Data shown below:

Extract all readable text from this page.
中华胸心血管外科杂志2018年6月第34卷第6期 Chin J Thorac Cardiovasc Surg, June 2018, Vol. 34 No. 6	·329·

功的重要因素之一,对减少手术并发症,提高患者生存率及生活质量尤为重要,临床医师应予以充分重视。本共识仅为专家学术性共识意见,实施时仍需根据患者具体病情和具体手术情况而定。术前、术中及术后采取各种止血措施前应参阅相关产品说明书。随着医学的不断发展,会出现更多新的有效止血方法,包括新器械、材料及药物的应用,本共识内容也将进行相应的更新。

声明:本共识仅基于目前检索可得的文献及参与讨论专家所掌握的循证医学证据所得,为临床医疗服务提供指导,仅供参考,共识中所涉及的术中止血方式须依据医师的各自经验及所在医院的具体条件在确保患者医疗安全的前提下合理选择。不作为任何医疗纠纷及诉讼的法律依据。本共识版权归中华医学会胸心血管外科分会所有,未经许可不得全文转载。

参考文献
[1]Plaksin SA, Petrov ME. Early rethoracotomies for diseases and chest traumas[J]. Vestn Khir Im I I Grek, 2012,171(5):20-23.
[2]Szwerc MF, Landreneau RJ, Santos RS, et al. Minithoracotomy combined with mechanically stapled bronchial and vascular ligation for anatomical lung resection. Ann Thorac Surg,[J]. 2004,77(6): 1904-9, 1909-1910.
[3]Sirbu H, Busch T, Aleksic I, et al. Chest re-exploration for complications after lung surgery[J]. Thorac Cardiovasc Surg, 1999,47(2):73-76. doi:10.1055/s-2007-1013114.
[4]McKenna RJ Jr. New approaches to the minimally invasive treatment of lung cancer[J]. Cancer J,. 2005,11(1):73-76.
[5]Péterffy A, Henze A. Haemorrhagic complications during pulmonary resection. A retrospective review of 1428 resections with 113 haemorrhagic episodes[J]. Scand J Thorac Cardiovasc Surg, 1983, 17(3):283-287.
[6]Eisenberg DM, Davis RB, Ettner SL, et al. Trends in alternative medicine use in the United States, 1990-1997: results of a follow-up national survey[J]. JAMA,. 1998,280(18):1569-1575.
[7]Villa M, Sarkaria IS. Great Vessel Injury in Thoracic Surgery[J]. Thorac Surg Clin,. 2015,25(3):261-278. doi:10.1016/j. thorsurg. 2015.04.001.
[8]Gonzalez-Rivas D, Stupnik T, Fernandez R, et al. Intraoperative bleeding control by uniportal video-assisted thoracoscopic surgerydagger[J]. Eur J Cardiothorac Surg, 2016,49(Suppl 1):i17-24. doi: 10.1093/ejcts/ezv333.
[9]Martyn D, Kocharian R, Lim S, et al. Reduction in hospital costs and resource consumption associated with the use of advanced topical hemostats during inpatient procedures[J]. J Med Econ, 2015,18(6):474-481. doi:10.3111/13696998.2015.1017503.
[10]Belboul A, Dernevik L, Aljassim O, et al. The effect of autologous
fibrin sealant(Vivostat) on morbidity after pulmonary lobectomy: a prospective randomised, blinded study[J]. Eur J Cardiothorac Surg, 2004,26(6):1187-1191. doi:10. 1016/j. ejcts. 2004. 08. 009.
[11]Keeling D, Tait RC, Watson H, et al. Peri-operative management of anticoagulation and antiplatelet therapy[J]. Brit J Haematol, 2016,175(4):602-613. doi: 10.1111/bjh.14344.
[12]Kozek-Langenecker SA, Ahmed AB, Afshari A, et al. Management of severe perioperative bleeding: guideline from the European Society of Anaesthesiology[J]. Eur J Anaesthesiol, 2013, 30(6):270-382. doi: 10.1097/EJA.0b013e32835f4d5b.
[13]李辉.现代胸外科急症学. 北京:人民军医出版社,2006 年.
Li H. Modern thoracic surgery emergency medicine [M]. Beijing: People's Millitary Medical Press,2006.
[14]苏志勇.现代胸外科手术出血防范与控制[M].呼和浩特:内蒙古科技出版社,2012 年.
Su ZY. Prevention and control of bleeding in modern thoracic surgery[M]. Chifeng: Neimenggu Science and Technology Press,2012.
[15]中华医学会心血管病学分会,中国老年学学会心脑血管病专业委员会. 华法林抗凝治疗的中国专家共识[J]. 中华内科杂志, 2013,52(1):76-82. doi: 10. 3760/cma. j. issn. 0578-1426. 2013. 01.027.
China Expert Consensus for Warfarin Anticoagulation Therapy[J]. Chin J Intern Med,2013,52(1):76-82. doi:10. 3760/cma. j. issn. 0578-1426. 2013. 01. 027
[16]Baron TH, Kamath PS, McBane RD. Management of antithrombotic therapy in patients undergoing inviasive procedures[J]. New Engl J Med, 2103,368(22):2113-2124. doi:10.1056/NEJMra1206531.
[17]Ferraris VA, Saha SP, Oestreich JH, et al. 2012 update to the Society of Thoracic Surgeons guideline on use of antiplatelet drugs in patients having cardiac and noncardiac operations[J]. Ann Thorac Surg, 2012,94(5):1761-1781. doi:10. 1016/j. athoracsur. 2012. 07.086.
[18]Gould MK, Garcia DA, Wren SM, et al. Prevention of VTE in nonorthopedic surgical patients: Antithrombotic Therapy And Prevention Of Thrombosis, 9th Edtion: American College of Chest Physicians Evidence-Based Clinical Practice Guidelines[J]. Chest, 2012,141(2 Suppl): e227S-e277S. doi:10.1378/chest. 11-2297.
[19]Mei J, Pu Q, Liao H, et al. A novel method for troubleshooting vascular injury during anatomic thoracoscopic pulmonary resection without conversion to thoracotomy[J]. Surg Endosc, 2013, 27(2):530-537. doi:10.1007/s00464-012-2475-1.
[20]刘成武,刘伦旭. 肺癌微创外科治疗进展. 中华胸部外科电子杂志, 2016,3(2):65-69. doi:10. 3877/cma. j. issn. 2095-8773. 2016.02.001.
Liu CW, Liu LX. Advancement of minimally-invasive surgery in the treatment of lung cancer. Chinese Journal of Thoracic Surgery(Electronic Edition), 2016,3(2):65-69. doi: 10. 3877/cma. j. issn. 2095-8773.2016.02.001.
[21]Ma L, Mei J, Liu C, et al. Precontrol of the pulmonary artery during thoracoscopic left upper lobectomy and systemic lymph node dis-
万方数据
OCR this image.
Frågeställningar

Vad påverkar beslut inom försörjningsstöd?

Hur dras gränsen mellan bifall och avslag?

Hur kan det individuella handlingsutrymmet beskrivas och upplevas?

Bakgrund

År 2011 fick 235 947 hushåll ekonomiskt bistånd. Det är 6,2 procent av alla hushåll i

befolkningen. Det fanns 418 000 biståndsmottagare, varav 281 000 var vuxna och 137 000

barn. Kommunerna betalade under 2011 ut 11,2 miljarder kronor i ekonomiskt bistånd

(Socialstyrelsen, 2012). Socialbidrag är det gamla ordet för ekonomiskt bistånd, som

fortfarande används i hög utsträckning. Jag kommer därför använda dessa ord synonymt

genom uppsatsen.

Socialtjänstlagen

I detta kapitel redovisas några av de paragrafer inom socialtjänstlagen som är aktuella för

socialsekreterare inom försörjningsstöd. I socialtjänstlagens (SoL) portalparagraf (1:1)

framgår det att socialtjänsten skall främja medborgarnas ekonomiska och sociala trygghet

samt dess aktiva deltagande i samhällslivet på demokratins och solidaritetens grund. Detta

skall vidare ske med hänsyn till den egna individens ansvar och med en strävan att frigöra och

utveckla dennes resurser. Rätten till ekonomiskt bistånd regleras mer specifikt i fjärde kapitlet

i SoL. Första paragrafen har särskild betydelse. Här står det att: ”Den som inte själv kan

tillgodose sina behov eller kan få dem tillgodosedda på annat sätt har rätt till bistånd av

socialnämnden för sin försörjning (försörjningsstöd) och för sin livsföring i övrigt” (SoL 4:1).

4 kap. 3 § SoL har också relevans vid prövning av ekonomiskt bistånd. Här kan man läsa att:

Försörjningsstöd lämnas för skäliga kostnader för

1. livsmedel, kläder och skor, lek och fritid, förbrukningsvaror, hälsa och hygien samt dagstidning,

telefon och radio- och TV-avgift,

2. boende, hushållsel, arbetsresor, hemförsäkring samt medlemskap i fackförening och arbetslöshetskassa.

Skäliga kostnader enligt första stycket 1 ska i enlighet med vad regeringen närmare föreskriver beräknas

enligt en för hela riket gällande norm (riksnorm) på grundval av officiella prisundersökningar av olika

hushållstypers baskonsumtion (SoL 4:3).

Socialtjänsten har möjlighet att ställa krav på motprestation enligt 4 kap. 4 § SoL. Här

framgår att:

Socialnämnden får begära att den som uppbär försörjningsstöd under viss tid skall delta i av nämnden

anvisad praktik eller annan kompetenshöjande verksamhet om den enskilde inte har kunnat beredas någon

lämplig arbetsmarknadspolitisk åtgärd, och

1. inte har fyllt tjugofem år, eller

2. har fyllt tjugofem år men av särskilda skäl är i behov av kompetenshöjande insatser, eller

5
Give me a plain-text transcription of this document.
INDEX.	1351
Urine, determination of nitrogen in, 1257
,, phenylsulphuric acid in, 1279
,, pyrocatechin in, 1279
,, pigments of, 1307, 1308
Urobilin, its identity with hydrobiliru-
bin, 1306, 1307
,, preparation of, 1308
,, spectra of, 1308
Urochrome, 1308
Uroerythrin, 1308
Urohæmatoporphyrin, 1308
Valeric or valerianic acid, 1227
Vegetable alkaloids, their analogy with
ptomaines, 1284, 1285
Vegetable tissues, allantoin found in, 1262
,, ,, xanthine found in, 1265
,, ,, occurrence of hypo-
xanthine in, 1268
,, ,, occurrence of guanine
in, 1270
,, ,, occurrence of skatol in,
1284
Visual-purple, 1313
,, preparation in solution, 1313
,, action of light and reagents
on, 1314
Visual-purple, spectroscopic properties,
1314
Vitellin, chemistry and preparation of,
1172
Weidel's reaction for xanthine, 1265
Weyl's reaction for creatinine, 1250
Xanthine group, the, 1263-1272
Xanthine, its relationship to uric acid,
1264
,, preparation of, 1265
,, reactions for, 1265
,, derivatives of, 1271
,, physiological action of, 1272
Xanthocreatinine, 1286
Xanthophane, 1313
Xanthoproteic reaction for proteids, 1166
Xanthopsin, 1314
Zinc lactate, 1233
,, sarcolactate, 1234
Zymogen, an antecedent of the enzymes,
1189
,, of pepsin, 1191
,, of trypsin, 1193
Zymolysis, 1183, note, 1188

End of Data shown.

### Try it
Filtering the entries above by the word "Press", copy each line that matches.

### Reply
Li H. Modern thoracic surgery emergency medicine [M]. Beijing: People's Millitary Medical Press,2006.
Su ZY. Prevention and control of bleeding in modern thoracic surgery[M]. Chifeng: Neimenggu Science and Technology Press,2012.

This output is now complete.